### Goal
Output every line of the data exactly as it appears.

### Stored data
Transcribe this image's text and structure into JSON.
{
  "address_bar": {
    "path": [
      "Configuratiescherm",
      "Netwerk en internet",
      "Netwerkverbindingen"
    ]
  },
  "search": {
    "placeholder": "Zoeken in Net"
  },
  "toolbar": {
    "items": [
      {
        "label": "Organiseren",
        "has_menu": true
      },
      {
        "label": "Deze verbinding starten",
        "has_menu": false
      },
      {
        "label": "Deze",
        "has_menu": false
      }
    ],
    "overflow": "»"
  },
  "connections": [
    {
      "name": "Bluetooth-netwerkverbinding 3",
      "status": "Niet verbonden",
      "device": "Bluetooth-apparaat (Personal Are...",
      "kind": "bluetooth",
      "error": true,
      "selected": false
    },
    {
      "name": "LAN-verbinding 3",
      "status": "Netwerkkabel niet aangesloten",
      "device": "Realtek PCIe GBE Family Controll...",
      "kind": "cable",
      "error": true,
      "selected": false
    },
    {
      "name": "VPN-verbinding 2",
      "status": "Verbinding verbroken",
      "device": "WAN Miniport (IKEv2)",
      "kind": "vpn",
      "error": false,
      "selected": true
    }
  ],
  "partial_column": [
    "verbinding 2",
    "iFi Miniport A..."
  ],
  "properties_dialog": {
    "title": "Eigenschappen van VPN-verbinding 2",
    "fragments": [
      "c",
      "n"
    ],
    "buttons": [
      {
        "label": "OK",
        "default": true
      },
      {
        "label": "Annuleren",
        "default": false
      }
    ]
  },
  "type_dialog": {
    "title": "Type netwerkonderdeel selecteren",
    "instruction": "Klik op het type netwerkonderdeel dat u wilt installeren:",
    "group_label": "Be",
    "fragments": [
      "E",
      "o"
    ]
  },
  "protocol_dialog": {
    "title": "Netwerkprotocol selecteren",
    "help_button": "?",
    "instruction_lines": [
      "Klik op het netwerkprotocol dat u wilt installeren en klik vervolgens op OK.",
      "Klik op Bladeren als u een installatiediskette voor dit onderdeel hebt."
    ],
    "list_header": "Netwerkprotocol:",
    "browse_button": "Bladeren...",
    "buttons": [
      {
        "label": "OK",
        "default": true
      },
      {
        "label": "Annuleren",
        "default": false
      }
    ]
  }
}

### Reply to the exercise
Transcribe this image's text and structure into JSON.
{
  "address_bar": {
    "path": [
      "Configuratiescherm",
      "Netwerk en internet",
      "Netwerkverbindingen"
    ]
  },
  "search": {
    "placeholder": "Zoeken in Net"
  },
  "toolbar": {
    "items": [
      {
        "label": "Organiseren",
        "has_menu": true
      },
      {
        "label": "Deze verbinding starten",
        "has_menu": false
      },
      {
        "label": "Deze",
        "has_menu": false
      }
    ],
    "overflow": "»"
  },
  "connections": [
    {
      "name": "Bluetooth-netwerkverbinding 3",
      "status": "Niet verbonden",
      "device": "Bluetooth-apparaat (Personal Are...",
      "kind": "bluetooth",
      "error": true,
      "selected": false
    },
    {
      "name": "LAN-verbinding 3",
      "status": "Netwerkkabel niet aangesloten",
      "device": "Realtek PCIe GBE Family Controll...",
      "kind": "cable",
      "error": true,
      "selected": false
    },
    {
      "name": "VPN-verbinding 2",
      "status": "Verbinding verbroken",
      "device": "WAN Miniport (IKEv2)",
      "kind": "vpn",
      "error": false,
      "selected": true
    }
  ],
  "partial_column": [
    "verbinding 2",
    "iFi Miniport A..."
  ],
  "properties_dialog": {
    "title": "Eigenschappen van VPN-verbinding 2",
    "fragments": [
      "c",
      "n"
    ],
    "buttons": [
      {
        "label": "OK",
        "default": true
      },
      {
        "label": "Annuleren",
        "default": false
      }
    ]
  },
  "type_dialog": {
    "title": "Type netwerkonderdeel selecteren",
    "instruction": "Klik op het type netwerkonderdeel dat u wilt installeren:",
    "group_label": "Be",
    "fragments": [
      "E",
      "o"
    ]
  },
  "protocol_dialog": {
    "title": "Netwerkprotocol selecteren",
    "help_button": "?",
    "instruction_lines": [
      "Klik op het netwerkprotocol dat u wilt installeren en klik vervolgens op OK.",
      "Klik op Bladeren als u een installatiediskette voor dit onderdeel hebt."
    ],
    "list_header": "Netwerkprotocol:",
    "browse_button": "Bladeren...",
    "buttons": [
      {
        "label": "OK",
        "default": true
      },
      {
        "label": "Annuleren",
        "default": false
      }
    ]
  }
}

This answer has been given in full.